* _To do_
Write each line out exactly, leaving none out.

* _Information provided_
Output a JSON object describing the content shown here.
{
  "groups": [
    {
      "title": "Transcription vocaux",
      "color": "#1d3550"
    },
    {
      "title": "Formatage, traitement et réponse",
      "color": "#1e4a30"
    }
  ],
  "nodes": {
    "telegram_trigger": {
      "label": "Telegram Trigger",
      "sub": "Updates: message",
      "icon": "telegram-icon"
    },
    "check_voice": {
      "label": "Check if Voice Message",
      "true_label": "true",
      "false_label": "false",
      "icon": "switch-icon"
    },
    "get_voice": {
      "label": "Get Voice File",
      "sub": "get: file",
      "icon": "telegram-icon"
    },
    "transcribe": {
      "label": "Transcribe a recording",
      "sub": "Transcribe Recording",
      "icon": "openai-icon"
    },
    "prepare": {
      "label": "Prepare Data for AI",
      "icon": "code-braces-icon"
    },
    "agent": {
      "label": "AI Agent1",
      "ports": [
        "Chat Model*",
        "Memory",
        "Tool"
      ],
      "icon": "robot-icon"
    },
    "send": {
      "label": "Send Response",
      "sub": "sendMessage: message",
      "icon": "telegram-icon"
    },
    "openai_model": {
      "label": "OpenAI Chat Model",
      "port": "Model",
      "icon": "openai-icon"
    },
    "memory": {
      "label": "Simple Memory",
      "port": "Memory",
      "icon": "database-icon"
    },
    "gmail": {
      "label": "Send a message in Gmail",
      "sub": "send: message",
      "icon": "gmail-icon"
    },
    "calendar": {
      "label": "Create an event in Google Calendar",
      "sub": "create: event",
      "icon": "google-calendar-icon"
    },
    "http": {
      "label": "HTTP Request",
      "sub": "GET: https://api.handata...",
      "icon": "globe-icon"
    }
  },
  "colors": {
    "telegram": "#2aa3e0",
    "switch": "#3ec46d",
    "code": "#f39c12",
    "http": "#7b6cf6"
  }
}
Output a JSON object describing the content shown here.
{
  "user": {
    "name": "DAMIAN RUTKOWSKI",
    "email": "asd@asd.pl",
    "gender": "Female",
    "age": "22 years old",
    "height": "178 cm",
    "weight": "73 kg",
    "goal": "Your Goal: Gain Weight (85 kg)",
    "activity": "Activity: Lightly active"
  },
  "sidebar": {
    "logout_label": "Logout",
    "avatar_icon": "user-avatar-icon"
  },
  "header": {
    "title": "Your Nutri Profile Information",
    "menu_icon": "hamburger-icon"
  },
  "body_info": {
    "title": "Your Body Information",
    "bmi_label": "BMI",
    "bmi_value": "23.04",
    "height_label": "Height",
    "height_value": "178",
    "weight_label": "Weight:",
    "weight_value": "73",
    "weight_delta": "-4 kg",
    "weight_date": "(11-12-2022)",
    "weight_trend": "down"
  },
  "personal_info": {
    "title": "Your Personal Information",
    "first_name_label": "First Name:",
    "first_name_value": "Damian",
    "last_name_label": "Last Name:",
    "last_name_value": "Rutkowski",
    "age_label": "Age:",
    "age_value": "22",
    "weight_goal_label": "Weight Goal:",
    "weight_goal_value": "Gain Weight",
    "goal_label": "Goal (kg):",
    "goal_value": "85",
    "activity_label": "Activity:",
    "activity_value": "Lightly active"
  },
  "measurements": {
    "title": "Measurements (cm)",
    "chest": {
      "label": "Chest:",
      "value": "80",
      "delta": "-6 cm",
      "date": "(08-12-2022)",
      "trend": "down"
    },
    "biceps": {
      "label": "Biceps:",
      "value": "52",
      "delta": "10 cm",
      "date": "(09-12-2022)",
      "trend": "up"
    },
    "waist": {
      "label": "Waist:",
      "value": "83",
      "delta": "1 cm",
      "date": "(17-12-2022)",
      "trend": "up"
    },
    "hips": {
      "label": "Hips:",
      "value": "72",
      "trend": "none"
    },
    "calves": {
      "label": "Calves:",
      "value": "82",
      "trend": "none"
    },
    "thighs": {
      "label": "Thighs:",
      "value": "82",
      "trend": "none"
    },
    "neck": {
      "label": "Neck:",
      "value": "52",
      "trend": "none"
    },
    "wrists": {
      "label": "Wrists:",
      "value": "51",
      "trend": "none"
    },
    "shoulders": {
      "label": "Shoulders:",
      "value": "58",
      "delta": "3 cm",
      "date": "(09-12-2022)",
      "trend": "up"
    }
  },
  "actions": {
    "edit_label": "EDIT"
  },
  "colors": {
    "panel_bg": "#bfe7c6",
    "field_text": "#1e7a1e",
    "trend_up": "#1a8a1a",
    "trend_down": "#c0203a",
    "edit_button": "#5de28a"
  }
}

* _Exercise output_
Output a JSON object describing the content shown here.
{
  "groups": [
    {
      "title": "Transcription vocaux",
      "color": "#1d3550"
    },
    {
      "title": "Formatage, traitement et réponse",
      "color": "#1e4a30"
    }
  ],
  "nodes": {
    "telegram_trigger": {
      "label": "Telegram Trigger",
      "sub": "Updates: message",
      "icon": "telegram-icon"
    },
    "check_voice": {
      "label": "Check if Voice Message",
      "true_label": "true",
      "false_label": "false",
      "icon": "switch-icon"
    },
    "get_voice": {
      "label": "Get Voice File",
      "sub": "get: file",
      "icon": "telegram-icon"
    },
    "transcribe": {
      "label": "Transcribe a recording",
      "sub": "Transcribe Recording",
      "icon": "openai-icon"
    },
    "prepare": {
      "label": "Prepare Data for AI",
      "icon": "code-braces-icon"
    },
    "agent": {
      "label": "AI Agent1",
      "ports": [
        "Chat Model*",
        "Memory",
        "Tool"
      ],
      "icon": "robot-icon"
    },
    "send": {
      "label": "Send Response",
      "sub": "sendMessage: message",
      "icon": "telegram-icon"
    },
    "openai_model": {
      "label": "OpenAI Chat Model",
      "port": "Model",
      "icon": "openai-icon"
    },
    "memory": {
      "label": "Simple Memory",
      "port": "Memory",
      "icon": "database-icon"
    },
    "gmail": {
      "label": "Send a message in Gmail",
      "sub": "send: message",
      "icon": "gmail-icon"
    },
    "calendar": {
      "label": "Create an event in Google Calendar",
      "sub": "create: event",
      "icon": "google-calendar-icon"
    },
    "http": {
      "label": "HTTP Request",
      "sub": "GET: https://api.handata...",
      "icon": "globe-icon"
    }
  },
  "colors": {
    "telegram": "#2aa3e0",
    "switch": "#3ec46d",
    "code": "#f39c12",
    "http": "#7b6cf6"
  }
}
Output a JSON object describing the content shown here.
{
  "user": {
    "name": "DAMIAN RUTKOWSKI",
    "email": "asd@asd.pl",
    "gender": "Female",
    "age": "22 years old",
    "height": "178 cm",
    "weight": "73 kg",
    "goal": "Your Goal: Gain Weight (85 kg)",
    "activity": "Activity: Lightly active"
  },
  "sidebar": {
    "logout_label": "Logout",
    "avatar_icon": "user-avatar-icon"
  },
  "header": {
    "title": "Your Nutri Profile Information",
    "menu_icon": "hamburger-icon"
  },
  "body_info": {
    "title": "Your Body Information",
    "bmi_label": "BMI",
    "bmi_value": "23.04",
    "height_label": "Height",
    "height_value": "178",
    "weight_label": "Weight:",
    "weight_value": "73",
    "weight_delta": "-4 kg",
    "weight_date": "(11-12-2022)",
    "weight_trend": "down"
  },
  "personal_info": {
    "title": "Your Personal Information",
    "first_name_label": "First Name:",
    "first_name_value": "Damian",
    "last_name_label": "Last Name:",
    "last_name_value": "Rutkowski",
    "age_label": "Age:",
    "age_value": "22",
    "weight_goal_label": "Weight Goal:",
    "weight_goal_value": "Gain Weight",
    "goal_label": "Goal (kg):",
    "goal_value": "85",
    "activity_label": "Activity:",
    "activity_value": "Lightly active"
  },
  "measurements": {
    "title": "Measurements (cm)",
    "chest": {
      "label": "Chest:",
      "value": "80",
      "delta": "-6 cm",
      "date": "(08-12-2022)",
      "trend": "down"
    },
    "biceps": {
      "label": "Biceps:",
      "value": "52",
      "delta": "10 cm",
      "date": "(09-12-2022)",
      "trend": "up"
    },
    "waist": {
      "label": "Waist:",
      "value": "83",
      "delta": "1 cm",
      "date": "(17-12-2022)",
      "trend": "up"
    },
    "hips": {
      "label": "Hips:",
      "value": "72",
      "trend": "none"
    },
    "calves": {
      "label": "Calves:",
      "value": "82",
      "trend": "none"
    },
    "thighs": {
      "label": "Thighs:",
      "value": "82",
      "trend": "none"
    },
    "neck": {
      "label": "Neck:",
      "value": "52",
      "trend": "none"
    },
    "wrists": {
      "label": "Wrists:",
      "value": "51",
      "trend": "none"
    },
    "shoulders": {
      "label": "Shoulders:",
      "value": "58",
      "delta": "3 cm",
      "date": "(09-12-2022)",
      "trend": "up"
    }
  },
  "actions": {
    "edit_label": "EDIT"
  },
  "colors": {
    "panel_bg": "#bfe7c6",
    "field_text": "#1e7a1e",
    "trend_up": "#1a8a1a",
    "trend_down": "#c0203a",
    "edit_button": "#5de28a"
  }
}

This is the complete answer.